**SET OF TASKS:**
a. Can you condense the paragraph beginning "Behind the scenes" in the passage about the Wendy Williams show into a short bulleted list that keeps its main facts?
b. Could you write what comes next in the passage about the Wendy Williams show, picking up after its final paragraph?

**ARTICLE:**
Start
Doing a live show is something Williams was accustomed to long before 2008 when Wendy Williams got a summer test run on a handful of Fox Television Stations. Prior to that, she was a radio host for 23 years.

“As a radio host, you’re live, so you have to run a show like a traffic cop,” says Perler. “You have to know when the commercials are; you have to read a tease for the next segment; you have to cut your guests off. You also have to know how to run with it when things go wrong. On a live TV show, a host has to have that. Wendy has it because of being on radio.”

Behind the scenes, there isn’t much difference between producing a live daytime show and a taped daytime show. “Before the show, it’s surprisingly calm,” Perler says. “Wendy is in her dressing room getting briefed on last-minute things and picking out shoes. We’re in the control room changing clips and rewriting copy. It’s not chaotic. Like the show itself, there’s a good energy. I try to keep that going from rehearsals to morning meetings, all the way into the show.”
End
**ENTRIES SHOWN:**
Start
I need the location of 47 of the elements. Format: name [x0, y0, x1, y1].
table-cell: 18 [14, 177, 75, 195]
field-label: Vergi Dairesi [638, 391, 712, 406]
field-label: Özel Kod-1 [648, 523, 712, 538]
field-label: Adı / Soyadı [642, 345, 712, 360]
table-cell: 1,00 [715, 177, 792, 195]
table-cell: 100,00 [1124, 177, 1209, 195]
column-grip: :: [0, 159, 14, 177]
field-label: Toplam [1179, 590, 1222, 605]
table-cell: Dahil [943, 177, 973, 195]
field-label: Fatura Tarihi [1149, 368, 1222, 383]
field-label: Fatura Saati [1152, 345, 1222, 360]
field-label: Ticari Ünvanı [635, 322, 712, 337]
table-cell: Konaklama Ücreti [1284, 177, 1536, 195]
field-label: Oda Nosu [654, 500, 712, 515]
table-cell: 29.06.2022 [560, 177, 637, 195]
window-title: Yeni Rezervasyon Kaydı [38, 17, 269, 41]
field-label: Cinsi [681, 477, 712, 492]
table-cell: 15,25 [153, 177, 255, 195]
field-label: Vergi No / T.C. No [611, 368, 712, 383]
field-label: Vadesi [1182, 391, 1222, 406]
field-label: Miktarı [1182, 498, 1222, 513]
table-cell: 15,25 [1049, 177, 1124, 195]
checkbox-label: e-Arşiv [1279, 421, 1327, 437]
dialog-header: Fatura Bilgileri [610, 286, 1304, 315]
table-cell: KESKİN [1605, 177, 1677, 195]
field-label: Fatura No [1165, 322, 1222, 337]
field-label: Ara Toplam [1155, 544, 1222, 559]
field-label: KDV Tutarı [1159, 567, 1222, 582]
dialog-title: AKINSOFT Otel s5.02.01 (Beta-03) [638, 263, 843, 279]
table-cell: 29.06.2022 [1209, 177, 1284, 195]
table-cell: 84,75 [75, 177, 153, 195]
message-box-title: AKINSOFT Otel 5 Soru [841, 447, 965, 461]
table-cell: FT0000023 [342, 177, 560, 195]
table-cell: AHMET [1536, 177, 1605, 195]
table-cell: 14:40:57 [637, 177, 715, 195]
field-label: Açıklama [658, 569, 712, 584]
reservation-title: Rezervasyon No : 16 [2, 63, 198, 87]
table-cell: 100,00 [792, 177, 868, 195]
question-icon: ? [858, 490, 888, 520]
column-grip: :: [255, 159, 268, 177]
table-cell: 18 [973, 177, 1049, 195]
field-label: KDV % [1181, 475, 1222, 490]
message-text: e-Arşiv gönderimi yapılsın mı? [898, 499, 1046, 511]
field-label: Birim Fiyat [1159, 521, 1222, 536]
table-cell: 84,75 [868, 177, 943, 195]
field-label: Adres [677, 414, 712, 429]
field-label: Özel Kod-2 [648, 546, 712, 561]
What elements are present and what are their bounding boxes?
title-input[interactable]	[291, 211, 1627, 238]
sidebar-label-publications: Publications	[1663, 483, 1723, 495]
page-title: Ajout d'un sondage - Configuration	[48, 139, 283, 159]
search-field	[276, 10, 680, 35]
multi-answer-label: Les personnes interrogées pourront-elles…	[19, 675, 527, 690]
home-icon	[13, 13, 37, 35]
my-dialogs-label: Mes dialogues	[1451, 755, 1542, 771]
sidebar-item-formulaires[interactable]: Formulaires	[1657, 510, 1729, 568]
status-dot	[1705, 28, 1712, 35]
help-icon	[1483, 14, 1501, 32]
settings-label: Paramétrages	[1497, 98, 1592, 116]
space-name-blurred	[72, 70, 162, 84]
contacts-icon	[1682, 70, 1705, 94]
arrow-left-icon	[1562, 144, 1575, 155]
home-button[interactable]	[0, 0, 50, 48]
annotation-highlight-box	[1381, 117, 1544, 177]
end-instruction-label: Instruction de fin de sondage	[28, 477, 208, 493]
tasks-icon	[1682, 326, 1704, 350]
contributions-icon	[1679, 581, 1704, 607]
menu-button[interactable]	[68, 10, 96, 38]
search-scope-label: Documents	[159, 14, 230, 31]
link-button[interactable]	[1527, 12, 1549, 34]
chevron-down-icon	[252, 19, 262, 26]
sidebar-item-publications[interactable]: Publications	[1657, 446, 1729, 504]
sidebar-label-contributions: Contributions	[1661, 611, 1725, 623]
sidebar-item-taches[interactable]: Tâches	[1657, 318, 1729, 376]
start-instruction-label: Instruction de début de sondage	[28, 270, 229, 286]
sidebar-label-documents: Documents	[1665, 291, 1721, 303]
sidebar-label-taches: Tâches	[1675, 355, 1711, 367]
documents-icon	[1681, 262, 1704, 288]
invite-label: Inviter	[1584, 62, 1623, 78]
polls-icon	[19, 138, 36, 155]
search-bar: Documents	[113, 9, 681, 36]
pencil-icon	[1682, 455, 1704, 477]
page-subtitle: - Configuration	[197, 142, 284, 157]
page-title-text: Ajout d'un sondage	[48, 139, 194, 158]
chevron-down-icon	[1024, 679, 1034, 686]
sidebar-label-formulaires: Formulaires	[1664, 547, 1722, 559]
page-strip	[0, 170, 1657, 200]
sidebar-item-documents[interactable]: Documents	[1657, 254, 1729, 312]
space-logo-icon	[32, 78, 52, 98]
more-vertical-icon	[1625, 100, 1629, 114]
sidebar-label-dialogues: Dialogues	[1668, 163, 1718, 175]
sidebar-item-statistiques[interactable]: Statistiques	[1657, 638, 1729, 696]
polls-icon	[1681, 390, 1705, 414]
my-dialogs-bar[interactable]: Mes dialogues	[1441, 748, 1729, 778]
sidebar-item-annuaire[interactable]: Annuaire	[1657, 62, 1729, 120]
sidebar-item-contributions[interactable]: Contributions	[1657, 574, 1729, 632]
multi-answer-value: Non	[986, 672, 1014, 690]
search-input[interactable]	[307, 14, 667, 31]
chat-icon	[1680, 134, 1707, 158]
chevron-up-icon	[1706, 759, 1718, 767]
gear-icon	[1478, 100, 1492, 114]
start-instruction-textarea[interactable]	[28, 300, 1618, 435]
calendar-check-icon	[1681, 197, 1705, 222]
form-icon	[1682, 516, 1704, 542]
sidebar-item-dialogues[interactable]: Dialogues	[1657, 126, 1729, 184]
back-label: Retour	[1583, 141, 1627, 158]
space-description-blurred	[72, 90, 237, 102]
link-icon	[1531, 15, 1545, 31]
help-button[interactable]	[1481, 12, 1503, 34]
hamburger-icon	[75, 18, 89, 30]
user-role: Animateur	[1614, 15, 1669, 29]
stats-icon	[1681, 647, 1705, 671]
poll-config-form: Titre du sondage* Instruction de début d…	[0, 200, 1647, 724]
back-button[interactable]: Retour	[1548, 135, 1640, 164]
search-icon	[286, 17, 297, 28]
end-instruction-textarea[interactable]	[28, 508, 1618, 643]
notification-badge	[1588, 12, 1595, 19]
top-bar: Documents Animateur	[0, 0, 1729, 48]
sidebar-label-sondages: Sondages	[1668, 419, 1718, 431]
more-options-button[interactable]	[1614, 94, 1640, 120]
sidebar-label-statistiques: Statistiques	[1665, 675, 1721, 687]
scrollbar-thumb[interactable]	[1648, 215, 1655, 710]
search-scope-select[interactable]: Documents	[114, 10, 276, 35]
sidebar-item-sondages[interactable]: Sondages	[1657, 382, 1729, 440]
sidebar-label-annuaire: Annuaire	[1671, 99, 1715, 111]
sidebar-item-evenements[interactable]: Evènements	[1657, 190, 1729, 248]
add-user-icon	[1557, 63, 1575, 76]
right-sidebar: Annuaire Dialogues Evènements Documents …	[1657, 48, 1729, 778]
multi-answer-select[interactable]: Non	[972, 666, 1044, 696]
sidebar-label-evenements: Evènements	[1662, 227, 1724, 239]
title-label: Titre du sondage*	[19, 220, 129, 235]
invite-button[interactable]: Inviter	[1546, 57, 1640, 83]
End
**TASK-BY-TASK OUTPUTS:**
a.
- Behind the scenes, producing a live daytime show differs little from producing a taped one.
- Perler says the time before the show is surprisingly calm, not chaotic.
- Wendy is in her dressing room getting briefed on last-minute things and picking out shoes.
- The staff are in the control room changing clips and rewriting copy.
- Perler tries to keep the show's good energy going from rehearsals and morning meetings into the show itself.

b.
The difference between taped and live shows is noticeable by what viewers see on TV. And it’s noticeable in the way Williams and her guests act when they know there’s no post-tape editing to fix mistakes.

“If I’m working on a show and a guest almost trips, on a taped show, it’s an awkward moment that you edit out,” Perler says. “When it’s live, you can’t edit it out, so the host makes fun of it. It gets a great reaction and it turns into a running joke.”